Feed the People Dallas volunteers making care packages at Lake Cliff Park. Feed the People Dallas / @_satray_

Politics of Food

Feed the People Dallas Works With a Local Chef on a New Free Meal Program

As the mutual aid collective celebrates its first anniversary this month, it looks to expand its community programs.

In the cicada-ridden, sun-drenched climes of Lake Cliff Park, Vanessa Wilmore and a small cluster of volunteers—all wearing shirts emblazoned with the logo of the Black Panthers—hover around plastic tables stacked with cooler bags.

“We have Cajun chicken, spaghetti and meatballs, and chicken salad,” they tell the people who walk up. “How many do you want?” It’s Thursday, and Feed the People Dallas Mutual Aid is handing out meals to anyone who needs them. Inspired by the Black Panther Party’s survival programs, Feed the People launched a weekly Free Meals for All program in May.

It’s only a small piece of the mutual aid work the organization has been doing for more than a year. (It celebrate its one-year anniversary this June.)

Feed the People, a Latina- and Black female-led collective, provides free meals, groceries, hygiene products, laundry service, and medical care to houseless, food insecure, and otherwise underserved residents of Dallas-Fort Worth. On Saturdays, they partner with Oak Cliff Veggie Project for Cultivate the Community, where volunteers hand out fresh produce and dry goods to food insecure community members. On Sundays, find them with Say It with Your Chest DTX, a likewise–Black female-led leftist group, for Community Care Laundry Service, where volunteers wash clothes for houseless neighbors.

A table full of to-go containers filled with pasta and salad.
A look at the eats that Feed the People gives out to those in need.
Feed the People

Thursday’s weekly free meal program is Feed the People’s latest community offering thanks to a partnership with local chef Andre Whatley, a personal chef who focuses on meal prep and private dinners. He founded his company Your Chef Dre about three years ago. Last year, he donated around 8,000 meals to those in need. This year, his goal is to donate 19,200 meals. Back around February, Whatley says, he told Wilmore he wanted to partner up to “really start feeding the people.”

“What sparked it was when I told her that I had done 8,000 meals [the previous year],” he recalls. “She was like, ‘Well, Dre, I need a kitchen.’ I was like, ‘Well, I got a kitchen.’ And she was like, ‘Ok, let’s do this.’”

Volunteers also deliver orders across DFW and take leftover meals to the Dallas International Street Church in South Dallas. Whatley preps and cooks the meals Thursday morning using donated ingredients, like leftover groceries from Feed the People’s food distributions and products he purchases from Sam’s Club and Restaurant Depot, Volunteers from Feed the People plate the meals and transport them to Oak Cliff.

Whatley wants to do this indefinitely. “If we can hit 19,200 meals a year for the rest of my life… We’ll change the world for real for real feeding that many people a year,” he says. “It brings joy to my heart. It’s not stressful. I’ve been the happiest I’ve ever been doing this—I’m glad that I can.”

When Wilmore was 18 or 19 she remembers working at a church nursery and wanting to give away free diapers. “Sometimes the parents would come in with the kids and not have diapers for them… I’m like, ‘That’s a basic human bodily function, and because of capitalism we have to buy diapers, and they can’t afford it.’”

• _Task item 1_
Answer these questions using the article on Feed the People Dallas.
(a) On what day of the week does the Free Meals for All program hand out meals?
(b) Which group does Feed the People partner with on Saturdays for Cultivate the Community?
(c) About how many meals did Andre Whatley donate last year?
• _Task item 2_
Using the article on Feed the People Dallas, explain in one to three sentences how the partnership between Whatley and Wilmore began.
• _Task item 3_
Repeat word for word the passage of the article on Feed the People Dallas from "It’s only a" up to and including "out to those in need.".
The material that comes next is separate from the article on Feed the People Dallas.

• _Given records_
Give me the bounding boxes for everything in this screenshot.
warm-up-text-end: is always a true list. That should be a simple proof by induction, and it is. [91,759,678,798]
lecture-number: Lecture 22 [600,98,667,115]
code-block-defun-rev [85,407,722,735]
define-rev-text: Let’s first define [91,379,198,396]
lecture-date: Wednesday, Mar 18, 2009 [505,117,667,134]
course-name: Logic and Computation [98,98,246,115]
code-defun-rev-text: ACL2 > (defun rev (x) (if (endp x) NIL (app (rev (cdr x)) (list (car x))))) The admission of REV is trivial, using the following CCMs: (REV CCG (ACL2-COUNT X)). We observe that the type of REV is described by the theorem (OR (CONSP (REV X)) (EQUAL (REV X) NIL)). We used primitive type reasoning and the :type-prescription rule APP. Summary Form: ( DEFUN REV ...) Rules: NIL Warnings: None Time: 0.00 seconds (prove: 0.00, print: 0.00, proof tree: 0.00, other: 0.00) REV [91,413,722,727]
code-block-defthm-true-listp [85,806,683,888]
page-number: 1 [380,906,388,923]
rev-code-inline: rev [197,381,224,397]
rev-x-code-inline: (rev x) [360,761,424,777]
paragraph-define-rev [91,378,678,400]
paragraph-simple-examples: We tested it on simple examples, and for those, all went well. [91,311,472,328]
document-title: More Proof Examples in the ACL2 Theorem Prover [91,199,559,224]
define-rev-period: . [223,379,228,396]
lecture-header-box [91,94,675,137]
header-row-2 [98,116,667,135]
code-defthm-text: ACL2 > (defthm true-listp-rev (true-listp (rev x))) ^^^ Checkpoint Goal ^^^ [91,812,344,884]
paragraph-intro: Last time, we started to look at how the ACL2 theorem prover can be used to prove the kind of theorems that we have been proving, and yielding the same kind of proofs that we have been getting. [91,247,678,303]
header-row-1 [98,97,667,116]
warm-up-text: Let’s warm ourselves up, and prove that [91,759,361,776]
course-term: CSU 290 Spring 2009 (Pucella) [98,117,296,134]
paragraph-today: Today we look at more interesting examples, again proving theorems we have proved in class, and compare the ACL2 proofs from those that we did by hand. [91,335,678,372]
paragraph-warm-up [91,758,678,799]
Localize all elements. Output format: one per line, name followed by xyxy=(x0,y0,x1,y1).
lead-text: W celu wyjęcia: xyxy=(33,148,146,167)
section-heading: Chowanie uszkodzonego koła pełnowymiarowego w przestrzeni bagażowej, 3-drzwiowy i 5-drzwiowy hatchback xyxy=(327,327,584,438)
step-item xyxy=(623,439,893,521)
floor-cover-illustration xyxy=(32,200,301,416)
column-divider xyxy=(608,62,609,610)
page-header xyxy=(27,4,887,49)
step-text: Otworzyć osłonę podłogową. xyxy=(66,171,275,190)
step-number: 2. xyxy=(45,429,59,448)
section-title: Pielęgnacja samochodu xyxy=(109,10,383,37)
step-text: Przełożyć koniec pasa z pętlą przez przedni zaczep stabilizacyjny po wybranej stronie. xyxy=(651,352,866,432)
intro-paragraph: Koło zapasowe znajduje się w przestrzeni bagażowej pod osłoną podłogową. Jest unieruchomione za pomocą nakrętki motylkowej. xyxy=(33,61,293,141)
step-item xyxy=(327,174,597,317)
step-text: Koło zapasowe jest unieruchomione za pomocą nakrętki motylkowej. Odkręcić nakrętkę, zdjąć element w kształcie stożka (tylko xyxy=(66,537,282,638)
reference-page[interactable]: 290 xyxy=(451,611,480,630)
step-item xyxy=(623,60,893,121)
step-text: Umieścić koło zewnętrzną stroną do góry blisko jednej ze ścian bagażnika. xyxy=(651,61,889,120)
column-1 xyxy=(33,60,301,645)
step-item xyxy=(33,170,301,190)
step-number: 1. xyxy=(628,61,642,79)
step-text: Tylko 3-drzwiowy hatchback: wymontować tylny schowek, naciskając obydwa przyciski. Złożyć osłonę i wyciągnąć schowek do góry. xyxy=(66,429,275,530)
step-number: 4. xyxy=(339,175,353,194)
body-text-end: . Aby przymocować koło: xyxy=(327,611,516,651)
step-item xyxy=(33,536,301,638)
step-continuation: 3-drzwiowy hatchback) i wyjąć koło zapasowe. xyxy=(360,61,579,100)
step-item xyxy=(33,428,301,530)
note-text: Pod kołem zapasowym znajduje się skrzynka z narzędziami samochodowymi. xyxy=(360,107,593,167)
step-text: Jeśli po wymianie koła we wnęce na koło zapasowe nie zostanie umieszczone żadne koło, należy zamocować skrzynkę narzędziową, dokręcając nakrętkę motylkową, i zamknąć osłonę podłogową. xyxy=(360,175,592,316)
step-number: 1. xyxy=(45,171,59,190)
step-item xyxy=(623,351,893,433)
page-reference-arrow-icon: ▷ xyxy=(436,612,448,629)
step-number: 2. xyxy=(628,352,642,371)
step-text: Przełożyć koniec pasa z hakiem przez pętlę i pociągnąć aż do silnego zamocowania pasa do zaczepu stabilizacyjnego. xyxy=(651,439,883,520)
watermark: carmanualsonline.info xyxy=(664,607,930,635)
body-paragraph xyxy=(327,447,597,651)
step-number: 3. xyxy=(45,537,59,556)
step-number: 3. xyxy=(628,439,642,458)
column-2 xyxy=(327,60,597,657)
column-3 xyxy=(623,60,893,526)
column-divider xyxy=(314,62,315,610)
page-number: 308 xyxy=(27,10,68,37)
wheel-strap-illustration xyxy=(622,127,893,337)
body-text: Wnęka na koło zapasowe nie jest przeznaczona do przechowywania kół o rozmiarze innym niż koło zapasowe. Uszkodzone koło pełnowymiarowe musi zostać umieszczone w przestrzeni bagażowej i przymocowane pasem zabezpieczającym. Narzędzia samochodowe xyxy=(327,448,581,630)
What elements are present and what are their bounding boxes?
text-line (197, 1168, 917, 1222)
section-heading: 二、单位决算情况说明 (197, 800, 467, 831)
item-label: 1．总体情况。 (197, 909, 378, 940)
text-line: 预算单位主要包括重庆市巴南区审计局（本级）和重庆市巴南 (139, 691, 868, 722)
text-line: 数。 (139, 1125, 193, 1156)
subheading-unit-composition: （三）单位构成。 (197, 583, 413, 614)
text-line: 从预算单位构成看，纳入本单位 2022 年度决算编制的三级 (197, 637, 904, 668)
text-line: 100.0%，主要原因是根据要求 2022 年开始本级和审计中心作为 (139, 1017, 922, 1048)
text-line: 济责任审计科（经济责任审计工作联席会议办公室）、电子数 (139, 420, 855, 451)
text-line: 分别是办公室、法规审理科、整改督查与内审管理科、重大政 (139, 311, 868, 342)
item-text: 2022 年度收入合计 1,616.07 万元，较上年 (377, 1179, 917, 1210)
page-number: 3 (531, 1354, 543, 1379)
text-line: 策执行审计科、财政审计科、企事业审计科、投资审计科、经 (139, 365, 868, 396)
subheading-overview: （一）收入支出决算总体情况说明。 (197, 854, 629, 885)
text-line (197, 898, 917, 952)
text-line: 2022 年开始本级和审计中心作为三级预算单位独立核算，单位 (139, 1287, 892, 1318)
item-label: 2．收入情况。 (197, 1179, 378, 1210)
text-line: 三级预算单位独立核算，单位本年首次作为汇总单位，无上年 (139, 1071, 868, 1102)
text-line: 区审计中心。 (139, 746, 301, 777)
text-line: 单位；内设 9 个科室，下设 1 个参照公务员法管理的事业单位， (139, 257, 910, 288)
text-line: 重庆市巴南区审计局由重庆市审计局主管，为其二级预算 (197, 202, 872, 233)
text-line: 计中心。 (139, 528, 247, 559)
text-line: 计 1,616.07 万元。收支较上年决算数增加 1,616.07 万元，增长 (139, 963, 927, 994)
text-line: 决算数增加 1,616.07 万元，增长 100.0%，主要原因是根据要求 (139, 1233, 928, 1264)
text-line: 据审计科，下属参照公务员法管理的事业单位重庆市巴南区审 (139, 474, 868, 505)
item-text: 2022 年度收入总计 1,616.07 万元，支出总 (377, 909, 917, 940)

• _Written solution 1_
(a) Thursday.
(b) Oak Cliff Veggie Project.
(c) Around 8,000 meals.

• _Written solution 2_
Whatley told Wilmore he wanted to partner up and that he had made 8,000 meals the previous year. She said she needed a kitchen. He had one, so she agreed to work with him.

• _Written solution 3_
It’s only a small piece of the mutual aid work the organization has been doing for more than a year. (It celebrate its one-year anniversary this June.)

Feed the People, a Latina- and Black female-led collective, provides free meals, groceries, hygiene products, laundry service, and medical care to houseless, food insecure, and otherwise underserved residents of Dallas-Fort Worth. On Saturdays, they partner with Oak Cliff Veggie Project for Cultivate the Community, where volunteers hand out fresh produce and dry goods to food insecure community members. On Sundays, find them with Say It with Your Chest DTX, a likewise–Black female-led leftist group, for Community Care Laundry Service, where volunteers wash clothes for houseless neighbors.

A table full of to-go containers filled with pasta and salad.
A look at the eats that Feed the People gives out to those in need.